⟨

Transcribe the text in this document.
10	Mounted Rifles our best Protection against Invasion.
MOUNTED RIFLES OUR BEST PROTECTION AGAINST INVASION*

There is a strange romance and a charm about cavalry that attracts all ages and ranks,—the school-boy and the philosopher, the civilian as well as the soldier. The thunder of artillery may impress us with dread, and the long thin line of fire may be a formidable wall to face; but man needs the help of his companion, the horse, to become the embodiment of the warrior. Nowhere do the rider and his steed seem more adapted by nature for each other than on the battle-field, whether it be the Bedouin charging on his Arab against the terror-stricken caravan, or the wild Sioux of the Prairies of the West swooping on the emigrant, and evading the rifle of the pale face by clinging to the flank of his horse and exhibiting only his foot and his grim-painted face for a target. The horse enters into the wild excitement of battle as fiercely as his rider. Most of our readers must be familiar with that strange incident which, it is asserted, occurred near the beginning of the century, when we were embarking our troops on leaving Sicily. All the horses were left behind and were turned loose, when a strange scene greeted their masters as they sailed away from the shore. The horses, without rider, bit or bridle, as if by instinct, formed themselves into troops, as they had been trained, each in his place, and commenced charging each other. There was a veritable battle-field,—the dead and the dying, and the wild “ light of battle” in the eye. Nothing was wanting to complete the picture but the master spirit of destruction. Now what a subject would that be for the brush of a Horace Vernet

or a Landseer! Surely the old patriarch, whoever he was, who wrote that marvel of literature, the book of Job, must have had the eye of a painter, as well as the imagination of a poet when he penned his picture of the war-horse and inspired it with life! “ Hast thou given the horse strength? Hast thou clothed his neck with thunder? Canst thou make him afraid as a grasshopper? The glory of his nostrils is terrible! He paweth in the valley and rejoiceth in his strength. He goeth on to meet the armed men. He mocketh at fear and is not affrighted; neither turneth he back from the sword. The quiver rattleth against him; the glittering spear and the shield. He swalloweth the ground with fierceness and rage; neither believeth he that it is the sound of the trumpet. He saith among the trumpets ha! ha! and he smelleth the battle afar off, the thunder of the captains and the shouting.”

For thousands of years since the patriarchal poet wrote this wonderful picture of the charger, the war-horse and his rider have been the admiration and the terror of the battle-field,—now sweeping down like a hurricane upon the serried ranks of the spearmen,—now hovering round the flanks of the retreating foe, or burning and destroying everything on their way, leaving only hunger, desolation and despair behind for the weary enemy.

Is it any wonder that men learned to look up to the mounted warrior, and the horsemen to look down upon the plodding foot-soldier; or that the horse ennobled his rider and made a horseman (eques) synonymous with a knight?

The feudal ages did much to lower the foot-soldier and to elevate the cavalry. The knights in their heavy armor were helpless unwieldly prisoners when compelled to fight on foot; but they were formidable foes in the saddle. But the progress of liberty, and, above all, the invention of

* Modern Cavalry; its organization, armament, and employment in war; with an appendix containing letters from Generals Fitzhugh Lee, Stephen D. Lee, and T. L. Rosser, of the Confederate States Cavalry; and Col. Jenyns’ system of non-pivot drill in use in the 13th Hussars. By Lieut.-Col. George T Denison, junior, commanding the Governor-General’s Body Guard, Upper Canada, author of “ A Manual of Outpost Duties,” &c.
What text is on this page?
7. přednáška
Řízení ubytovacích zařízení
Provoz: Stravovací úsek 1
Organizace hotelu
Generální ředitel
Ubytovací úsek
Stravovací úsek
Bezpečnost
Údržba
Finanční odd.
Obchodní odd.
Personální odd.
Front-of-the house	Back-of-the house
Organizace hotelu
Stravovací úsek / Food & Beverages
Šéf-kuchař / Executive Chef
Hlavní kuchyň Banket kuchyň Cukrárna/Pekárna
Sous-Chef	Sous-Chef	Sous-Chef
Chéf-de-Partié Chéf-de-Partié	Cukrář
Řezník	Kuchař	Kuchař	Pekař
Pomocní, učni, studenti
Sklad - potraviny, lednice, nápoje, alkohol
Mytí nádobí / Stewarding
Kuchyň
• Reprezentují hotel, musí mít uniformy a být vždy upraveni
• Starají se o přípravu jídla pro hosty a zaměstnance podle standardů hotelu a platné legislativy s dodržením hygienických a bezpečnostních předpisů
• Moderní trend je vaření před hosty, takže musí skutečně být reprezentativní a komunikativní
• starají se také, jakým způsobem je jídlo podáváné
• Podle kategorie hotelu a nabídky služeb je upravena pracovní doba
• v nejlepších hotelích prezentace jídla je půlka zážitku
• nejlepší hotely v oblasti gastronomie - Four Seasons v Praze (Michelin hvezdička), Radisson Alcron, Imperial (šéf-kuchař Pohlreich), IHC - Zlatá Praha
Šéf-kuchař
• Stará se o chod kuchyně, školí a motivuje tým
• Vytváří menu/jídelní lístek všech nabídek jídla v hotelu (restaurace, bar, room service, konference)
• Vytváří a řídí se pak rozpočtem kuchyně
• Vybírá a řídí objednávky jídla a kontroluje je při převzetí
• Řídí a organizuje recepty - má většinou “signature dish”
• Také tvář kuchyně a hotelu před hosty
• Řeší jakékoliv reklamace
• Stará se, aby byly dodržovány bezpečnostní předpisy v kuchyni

⟩

Exercise>
Pull out all lines from the listing that contain the string "this".

Complete response>
Transcribe the text in this document.
For thousands of years since the patriarchal poet wrote this wonderful picture of the charger, the war-horse and his rider have been the admiration and the terror of the battle-field,—now sweeping down like a hurricane upon the serried ranks of the spearmen,—now hovering round the flanks of the retreating foe, or burning and destroying everything on their way, leaving only hunger, desolation and despair behind for the weary enemy.
What text is on this page?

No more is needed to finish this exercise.